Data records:
'''

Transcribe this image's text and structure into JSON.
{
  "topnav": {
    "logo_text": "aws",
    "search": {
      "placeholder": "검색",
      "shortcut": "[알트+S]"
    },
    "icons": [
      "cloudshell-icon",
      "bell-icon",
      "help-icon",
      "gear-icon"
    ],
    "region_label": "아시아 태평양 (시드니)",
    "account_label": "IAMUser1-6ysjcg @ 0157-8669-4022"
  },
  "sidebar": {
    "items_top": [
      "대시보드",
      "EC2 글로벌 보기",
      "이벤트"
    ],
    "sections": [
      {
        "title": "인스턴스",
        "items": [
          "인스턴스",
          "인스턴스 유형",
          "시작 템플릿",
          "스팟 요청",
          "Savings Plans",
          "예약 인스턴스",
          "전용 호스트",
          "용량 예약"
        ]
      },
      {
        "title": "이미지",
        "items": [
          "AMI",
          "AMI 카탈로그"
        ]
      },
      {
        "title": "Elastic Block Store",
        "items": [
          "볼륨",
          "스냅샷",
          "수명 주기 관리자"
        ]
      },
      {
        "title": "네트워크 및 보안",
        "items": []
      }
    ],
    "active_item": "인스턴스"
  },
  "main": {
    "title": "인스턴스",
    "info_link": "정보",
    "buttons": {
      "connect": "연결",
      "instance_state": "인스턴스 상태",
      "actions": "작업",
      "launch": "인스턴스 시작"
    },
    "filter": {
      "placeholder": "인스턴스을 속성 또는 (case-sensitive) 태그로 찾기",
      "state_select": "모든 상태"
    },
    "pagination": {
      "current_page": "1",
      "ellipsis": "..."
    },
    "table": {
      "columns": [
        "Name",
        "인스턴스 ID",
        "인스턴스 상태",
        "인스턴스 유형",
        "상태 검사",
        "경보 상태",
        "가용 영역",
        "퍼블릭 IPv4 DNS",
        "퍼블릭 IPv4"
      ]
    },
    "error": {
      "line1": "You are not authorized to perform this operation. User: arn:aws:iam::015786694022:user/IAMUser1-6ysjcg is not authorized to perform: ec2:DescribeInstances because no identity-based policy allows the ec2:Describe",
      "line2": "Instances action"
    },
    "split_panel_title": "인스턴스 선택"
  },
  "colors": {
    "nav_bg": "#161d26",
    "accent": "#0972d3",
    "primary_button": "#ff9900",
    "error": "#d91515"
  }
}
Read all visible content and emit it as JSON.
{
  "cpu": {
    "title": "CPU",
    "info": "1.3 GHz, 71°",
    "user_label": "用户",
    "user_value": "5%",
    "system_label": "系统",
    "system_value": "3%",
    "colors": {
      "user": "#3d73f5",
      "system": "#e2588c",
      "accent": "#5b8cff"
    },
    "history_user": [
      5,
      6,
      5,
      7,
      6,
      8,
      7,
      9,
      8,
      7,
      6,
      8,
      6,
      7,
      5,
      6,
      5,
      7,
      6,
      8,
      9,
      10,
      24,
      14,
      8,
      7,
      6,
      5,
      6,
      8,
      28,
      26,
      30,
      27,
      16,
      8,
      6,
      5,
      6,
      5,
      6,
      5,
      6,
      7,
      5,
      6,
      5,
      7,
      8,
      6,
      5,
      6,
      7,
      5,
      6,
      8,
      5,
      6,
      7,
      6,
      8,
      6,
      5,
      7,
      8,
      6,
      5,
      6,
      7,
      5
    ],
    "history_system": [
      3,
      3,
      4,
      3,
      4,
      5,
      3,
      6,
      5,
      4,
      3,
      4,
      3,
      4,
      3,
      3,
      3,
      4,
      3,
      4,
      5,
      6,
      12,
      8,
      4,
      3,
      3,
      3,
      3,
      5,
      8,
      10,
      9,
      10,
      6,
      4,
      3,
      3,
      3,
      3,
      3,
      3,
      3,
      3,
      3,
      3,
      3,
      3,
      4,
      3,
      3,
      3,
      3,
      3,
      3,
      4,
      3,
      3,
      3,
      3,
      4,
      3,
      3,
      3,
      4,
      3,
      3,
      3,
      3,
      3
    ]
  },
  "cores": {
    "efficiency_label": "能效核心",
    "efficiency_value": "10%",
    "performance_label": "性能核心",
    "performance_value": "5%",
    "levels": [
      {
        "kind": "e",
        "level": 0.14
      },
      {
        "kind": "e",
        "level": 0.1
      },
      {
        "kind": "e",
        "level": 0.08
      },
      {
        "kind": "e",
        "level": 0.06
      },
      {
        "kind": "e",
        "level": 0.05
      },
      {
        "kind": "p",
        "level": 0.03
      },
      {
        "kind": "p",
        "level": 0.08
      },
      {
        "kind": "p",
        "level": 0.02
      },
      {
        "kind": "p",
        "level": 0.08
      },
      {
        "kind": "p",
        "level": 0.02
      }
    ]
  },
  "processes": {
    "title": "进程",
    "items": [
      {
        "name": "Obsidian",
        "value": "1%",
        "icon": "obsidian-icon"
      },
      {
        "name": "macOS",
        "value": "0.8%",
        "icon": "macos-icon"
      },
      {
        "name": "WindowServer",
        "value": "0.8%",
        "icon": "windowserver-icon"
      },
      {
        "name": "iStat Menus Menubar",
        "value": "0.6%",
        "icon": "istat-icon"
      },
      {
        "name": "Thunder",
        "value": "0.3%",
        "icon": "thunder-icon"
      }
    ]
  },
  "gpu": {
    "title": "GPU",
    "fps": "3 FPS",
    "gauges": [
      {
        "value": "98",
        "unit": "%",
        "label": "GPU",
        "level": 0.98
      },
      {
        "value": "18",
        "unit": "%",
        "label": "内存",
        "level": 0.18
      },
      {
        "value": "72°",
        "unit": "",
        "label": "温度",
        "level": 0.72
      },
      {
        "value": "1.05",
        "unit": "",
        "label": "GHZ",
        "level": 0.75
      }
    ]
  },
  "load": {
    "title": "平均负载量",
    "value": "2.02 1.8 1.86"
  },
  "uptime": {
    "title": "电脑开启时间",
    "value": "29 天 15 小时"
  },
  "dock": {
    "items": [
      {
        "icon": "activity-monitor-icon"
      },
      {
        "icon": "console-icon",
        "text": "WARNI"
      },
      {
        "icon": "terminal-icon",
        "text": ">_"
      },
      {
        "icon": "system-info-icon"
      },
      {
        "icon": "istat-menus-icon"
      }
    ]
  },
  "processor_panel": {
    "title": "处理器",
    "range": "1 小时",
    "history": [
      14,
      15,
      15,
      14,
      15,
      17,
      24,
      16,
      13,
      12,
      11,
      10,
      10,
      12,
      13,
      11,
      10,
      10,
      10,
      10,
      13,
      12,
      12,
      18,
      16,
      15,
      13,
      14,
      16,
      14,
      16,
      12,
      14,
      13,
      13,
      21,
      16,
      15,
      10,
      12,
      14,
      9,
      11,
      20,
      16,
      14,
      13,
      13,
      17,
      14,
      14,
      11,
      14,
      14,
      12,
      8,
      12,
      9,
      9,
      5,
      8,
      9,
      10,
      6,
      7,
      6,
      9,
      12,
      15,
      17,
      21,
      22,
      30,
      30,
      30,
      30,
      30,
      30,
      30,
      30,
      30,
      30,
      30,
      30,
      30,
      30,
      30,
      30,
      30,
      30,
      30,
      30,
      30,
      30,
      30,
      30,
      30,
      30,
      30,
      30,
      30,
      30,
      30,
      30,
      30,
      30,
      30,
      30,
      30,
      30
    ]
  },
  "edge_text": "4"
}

'''

Exercise details. Extract every record and return it verbatim.

Exercise output.
Transcribe this image's text and structure into JSON.
{
  "topnav": {
    "logo_text": "aws",
    "search": {
      "placeholder": "검색",
      "shortcut": "[알트+S]"
    },
    "icons": [
      "cloudshell-icon",
      "bell-icon",
      "help-icon",
      "gear-icon"
    ],
    "region_label": "아시아 태평양 (시드니)",
    "account_label": "IAMUser1-6ysjcg @ 0157-8669-4022"
  },
  "sidebar": {
    "items_top": [
      "대시보드",
      "EC2 글로벌 보기",
      "이벤트"
    ],
    "sections": [
      {
        "title": "인스턴스",
        "items": [
          "인스턴스",
          "인스턴스 유형",
          "시작 템플릿",
          "스팟 요청",
          "Savings Plans",
          "예약 인스턴스",
          "전용 호스트",
          "용량 예약"
        ]
      },
      {
        "title": "이미지",
        "items": [
          "AMI",
          "AMI 카탈로그"
        ]
      },
      {
        "title": "Elastic Block Store",
        "items": [
          "볼륨",
          "스냅샷",
          "수명 주기 관리자"
        ]
      },
      {
        "title": "네트워크 및 보안",
        "items": []
      }
    ],
    "active_item": "인스턴스"
  },
  "main": {
    "title": "인스턴스",
    "info_link": "정보",
    "buttons": {
      "connect": "연결",
      "instance_state": "인스턴스 상태",
      "actions": "작업",
      "launch": "인스턴스 시작"
    },
    "filter": {
      "placeholder": "인스턴스을 속성 또는 (case-sensitive) 태그로 찾기",
      "state_select": "모든 상태"
    },
    "pagination": {
      "current_page": "1",
      "ellipsis": "..."
    },
    "table": {
      "columns": [
        "Name",
        "인스턴스 ID",
        "인스턴스 상태",
        "인스턴스 유형",
        "상태 검사",
        "경보 상태",
        "가용 영역",
        "퍼블릭 IPv4 DNS",
        "퍼블릭 IPv4"
      ]
    },
    "error": {
      "line1": "You are not authorized to perform this operation. User: arn:aws:iam::015786694022:user/IAMUser1-6ysjcg is not authorized to perform: ec2:DescribeInstances because no identity-based policy allows the ec2:Describe",
      "line2": "Instances action"
    },
    "split_panel_title": "인스턴스 선택"
  },
  "colors": {
    "nav_bg": "#161d26",
    "accent": "#0972d3",
    "primary_button": "#ff9900",
    "error": "#d91515"
  }
}
Read all visible content and emit it as JSON.
{
  "cpu": {
    "title": "CPU",
    "info": "1.3 GHz, 71°",
    "user_label": "用户",
    "user_value": "5%",
    "system_label": "系统",
    "system_value": "3%",
    "colors": {
      "user": "#3d73f5",
      "system": "#e2588c",
      "accent": "#5b8cff"
    },
    "history_user": [
      5,
      6,
      5,
      7,
      6,
      8,
      7,
      9,
      8,
      7,
      6,
      8,
      6,
      7,
      5,
      6,
      5,
      7,
      6,
      8,
      9,
      10,
      24,
      14,
      8,
      7,
      6,
      5,
      6,
      8,
      28,
      26,
      30,
      27,
      16,
      8,
      6,
      5,
      6,
      5,
      6,
      5,
      6,
      7,
      5,
      6,
      5,
      7,
      8,
      6,
      5,
      6,
      7,
      5,
      6,
      8,
      5,
      6,
      7,
      6,
      8,
      6,
      5,
      7,
      8,
      6,
      5,
      6,
      7,
      5
    ],
    "history_system": [
      3,
      3,
      4,
      3,
      4,
      5,
      3,
      6,
      5,
      4,
      3,
      4,
      3,
      4,
      3,
      3,
      3,
      4,
      3,
      4,
      5,
      6,
      12,
      8,
      4,
      3,
      3,
      3,
      3,
      5,
      8,
      10,
      9,
      10,
      6,
      4,
      3,
      3,
      3,
      3,
      3,
      3,
      3,
      3,
      3,
      3,
      3,
      3,
      4,
      3,
      3,
      3,
      3,
      3,
      3,
      4,
      3,
      3,
      3,
      3,
      4,
      3,
      3,
      3,
      4,
      3,
      3,
      3,
      3,
      3
    ]
  },
  "cores": {
    "efficiency_label": "能效核心",
    "efficiency_value": "10%",
    "performance_label": "性能核心",
    "performance_value": "5%",
    "levels": [
      {
        "kind": "e",
        "level": 0.14
      },
      {
        "kind": "e",
        "level": 0.1
      },
      {
        "kind": "e",
        "level": 0.08
      },
      {
        "kind": "e",
        "level": 0.06
      },
      {
        "kind": "e",
        "level": 0.05
      },
      {
        "kind": "p",
        "level": 0.03
      },
      {
        "kind": "p",
        "level": 0.08
      },
      {
        "kind": "p",
        "level": 0.02
      },
      {
        "kind": "p",
        "level": 0.08
      },
      {
        "kind": "p",
        "level": 0.02
      }
    ]
  },
  "processes": {
    "title": "进程",
    "items": [
      {
        "name": "Obsidian",
        "value": "1%",
        "icon": "obsidian-icon"
      },
      {
        "name": "macOS",
        "value": "0.8%",
        "icon": "macos-icon"
      },
      {
        "name": "WindowServer",
        "value": "0.8%",
        "icon": "windowserver-icon"
      },
      {
        "name": "iStat Menus Menubar",
        "value": "0.6%",
        "icon": "istat-icon"
      },
      {
        "name": "Thunder",
        "value": "0.3%",
        "icon": "thunder-icon"
      }
    ]
  },
  "gpu": {
    "title": "GPU",
    "fps": "3 FPS",
    "gauges": [
      {
        "value": "98",
        "unit": "%",
        "label": "GPU",
        "level": 0.98
      },
      {
        "value": "18",
        "unit": "%",
        "label": "内存",
        "level": 0.18
      },
      {
        "value": "72°",
        "unit": "",
        "label": "温度",
        "level": 0.72
      },
      {
        "value": "1.05",
        "unit": "",
        "label": "GHZ",
        "level": 0.75
      }
    ]
  },
  "load": {
    "title": "平均负载量",
    "value": "2.02 1.8 1.86"
  },
  "uptime": {
    "title": "电脑开启时间",
    "value": "29 天 15 小时"
  },
  "dock": {
    "items": [
      {
        "icon": "activity-monitor-icon"
      },
      {
        "icon": "console-icon",
        "text": "WARNI"
      },
      {
        "icon": "terminal-icon",
        "text": ">_"
      },
      {
        "icon": "system-info-icon"
      },
      {
        "icon": "istat-menus-icon"
      }
    ]
  },
  "processor_panel": {
    "title": "处理器",
    "range": "1 小时",
    "history": [
      14,
      15,
      15,
      14,
      15,
      17,
      24,
      16,
      13,
      12,
      11,
      10,
      10,
      12,
      13,
      11,
      10,
      10,
      10,
      10,
      13,
      12,
      12,
      18,
      16,
      15,
      13,
      14,
      16,
      14,
      16,
      12,
      14,
      13,
      13,
      21,
      16,
      15,
      10,
      12,
      14,
      9,
      11,
      20,
      16,
      14,
      13,
      13,
      17,
      14,
      14,
      11,
      14,
      14,
      12,
      8,
      12,
      9,
      9,
      5,
      8,
      9,
      10,
      6,
      7,
      6,
      9,
      12,
      15,
      17,
      21,
      22,
      30,
      30,
      30,
      30,
      30,
      30,
      30,
      30,
      30,
      30,
      30,
      30,
      30,
      30,
      30,
      30,
      30,
      30,
      30,
      30,
      30,
      30,
      30,
      30,
      30,
      30,
      30,
      30,
      30,
      30,
      30,
      30,
      30,
      30,
      30,
      30,
      30,
      30
    ]
  },
  "edge_text": "4"
}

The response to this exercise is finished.